-- Begin RECORDS TO USE --

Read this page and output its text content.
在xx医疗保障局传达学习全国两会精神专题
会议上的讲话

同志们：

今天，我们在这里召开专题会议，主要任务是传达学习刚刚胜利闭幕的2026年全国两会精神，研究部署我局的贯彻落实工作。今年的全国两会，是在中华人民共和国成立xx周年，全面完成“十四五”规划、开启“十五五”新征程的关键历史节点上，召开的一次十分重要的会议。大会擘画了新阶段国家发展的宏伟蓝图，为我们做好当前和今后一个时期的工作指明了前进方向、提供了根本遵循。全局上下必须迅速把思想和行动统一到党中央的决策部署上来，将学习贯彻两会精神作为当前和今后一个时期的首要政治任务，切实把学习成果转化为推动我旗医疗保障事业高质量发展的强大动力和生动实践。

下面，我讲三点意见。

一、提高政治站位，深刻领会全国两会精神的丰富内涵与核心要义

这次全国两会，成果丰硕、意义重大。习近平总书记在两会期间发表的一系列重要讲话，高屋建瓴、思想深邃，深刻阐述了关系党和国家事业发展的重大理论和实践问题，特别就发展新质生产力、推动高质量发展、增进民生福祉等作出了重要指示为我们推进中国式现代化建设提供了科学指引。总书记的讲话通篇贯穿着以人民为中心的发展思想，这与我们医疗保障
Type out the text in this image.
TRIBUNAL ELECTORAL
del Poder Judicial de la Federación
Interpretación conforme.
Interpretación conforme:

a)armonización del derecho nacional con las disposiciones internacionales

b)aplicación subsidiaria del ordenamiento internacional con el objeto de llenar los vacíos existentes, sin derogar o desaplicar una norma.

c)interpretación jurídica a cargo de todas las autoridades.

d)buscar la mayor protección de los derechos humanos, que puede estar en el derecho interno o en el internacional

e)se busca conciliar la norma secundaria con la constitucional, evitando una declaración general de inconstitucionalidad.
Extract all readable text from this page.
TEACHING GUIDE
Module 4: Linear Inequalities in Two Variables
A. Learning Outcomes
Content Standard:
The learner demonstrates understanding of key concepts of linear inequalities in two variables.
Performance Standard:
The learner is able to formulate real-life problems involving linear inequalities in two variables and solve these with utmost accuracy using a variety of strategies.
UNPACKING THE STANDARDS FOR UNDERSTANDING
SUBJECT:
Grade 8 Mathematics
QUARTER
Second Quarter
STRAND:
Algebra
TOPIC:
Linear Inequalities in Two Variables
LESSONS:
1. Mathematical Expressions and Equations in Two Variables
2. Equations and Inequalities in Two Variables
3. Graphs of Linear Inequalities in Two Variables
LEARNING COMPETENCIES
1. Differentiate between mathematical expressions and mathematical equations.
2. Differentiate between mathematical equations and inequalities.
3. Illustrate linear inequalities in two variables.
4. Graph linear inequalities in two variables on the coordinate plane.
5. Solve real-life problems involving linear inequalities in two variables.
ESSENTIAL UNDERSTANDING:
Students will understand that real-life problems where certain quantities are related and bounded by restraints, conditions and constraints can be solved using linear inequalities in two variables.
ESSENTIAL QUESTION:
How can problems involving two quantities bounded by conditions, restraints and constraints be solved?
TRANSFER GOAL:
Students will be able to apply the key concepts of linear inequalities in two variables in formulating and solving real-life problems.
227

-- End RECORDS TO USE --

REQUIRED WORK
Say how many lines of the data include the word "life". Nothing other than the number should be given.

OUTPUT
4